-- Requirement --
Take the data below and repeat it exactly.

▼

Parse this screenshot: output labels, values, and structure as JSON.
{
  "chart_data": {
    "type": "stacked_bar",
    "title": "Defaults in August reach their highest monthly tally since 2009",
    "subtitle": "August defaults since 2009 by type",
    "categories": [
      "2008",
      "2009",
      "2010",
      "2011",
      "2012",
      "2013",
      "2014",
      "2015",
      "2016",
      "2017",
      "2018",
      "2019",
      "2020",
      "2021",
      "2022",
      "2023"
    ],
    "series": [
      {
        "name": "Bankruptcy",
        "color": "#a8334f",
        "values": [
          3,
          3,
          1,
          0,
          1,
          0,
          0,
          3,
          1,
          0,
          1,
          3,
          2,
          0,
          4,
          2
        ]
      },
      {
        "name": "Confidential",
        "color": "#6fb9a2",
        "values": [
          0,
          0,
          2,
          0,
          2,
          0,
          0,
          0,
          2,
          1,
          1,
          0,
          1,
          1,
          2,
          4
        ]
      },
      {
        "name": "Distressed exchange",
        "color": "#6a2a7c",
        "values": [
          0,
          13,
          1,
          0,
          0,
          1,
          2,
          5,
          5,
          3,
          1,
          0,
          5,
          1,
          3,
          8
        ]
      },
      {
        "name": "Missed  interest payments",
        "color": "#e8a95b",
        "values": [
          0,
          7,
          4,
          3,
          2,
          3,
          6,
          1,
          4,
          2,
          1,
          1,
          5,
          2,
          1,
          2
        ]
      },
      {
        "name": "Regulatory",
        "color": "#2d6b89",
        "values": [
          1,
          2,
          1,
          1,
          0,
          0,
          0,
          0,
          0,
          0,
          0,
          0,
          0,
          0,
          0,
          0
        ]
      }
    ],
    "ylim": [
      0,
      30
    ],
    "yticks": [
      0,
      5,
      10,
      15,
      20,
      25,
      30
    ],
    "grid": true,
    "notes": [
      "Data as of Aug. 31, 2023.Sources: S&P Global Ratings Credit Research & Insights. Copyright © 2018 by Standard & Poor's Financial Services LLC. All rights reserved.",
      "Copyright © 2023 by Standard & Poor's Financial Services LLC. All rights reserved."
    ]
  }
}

▲

-- Exercise result --
Parse this screenshot: output labels, values, and structure as JSON.
{
  "chart_data": {
    "type": "stacked_bar",
    "title": "Defaults in August reach their highest monthly tally since 2009",
    "subtitle": "August defaults since 2009 by type",
    "categories": [
      "2008",
      "2009",
      "2010",
      "2011",
      "2012",
      "2013",
      "2014",
      "2015",
      "2016",
      "2017",
      "2018",
      "2019",
      "2020",
      "2021",
      "2022",
      "2023"
    ],
    "series": [
      {
        "name": "Bankruptcy",
        "color": "#a8334f",
        "values": [
          3,
          3,
          1,
          0,
          1,
          0,
          0,
          3,
          1,
          0,
          1,
          3,
          2,
          0,
          4,
          2
        ]
      },
      {
        "name": "Confidential",
        "color": "#6fb9a2",
        "values": [
          0,
          0,
          2,
          0,
          2,
          0,
          0,
          0,
          2,
          1,
          1,
          0,
          1,
          1,
          2,
          4
        ]
      },
      {
        "name": "Distressed exchange",
        "color": "#6a2a7c",
        "values": [
          0,
          13,
          1,
          0,
          0,
          1,
          2,
          5,
          5,
          3,
          1,
          0,
          5,
          1,
          3,
          8
        ]
      },
      {
        "name": "Missed  interest payments",
        "color": "#e8a95b",
        "values": [
          0,
          7,
          4,
          3,
          2,
          3,
          6,
          1,
          4,
          2,
          1,
          1,
          5,
          2,
          1,
          2
        ]
      },
      {
        "name": "Regulatory",
        "color": "#2d6b89",
        "values": [
          1,
          2,
          1,
          1,
          0,
          0,
          0,
          0,
          0,
          0,
          0,
          0,
          0,
          0,
          0,
          0
        ]
      }
    ],
    "ylim": [
      0,
      30
    ],
    "yticks": [
      0,
      5,
      10,
      15,
      20,
      25,
      30
    ],
    "grid": true,
    "notes": [
      "Data as of Aug. 31, 2023.Sources: S&P Global Ratings Credit Research & Insights. Copyright © 2018 by Standard & Poor's Financial Services LLC. All rights reserved.",
      "Copyright © 2023 by Standard & Poor's Financial Services LLC. All rights reserved."
    ]
  }
}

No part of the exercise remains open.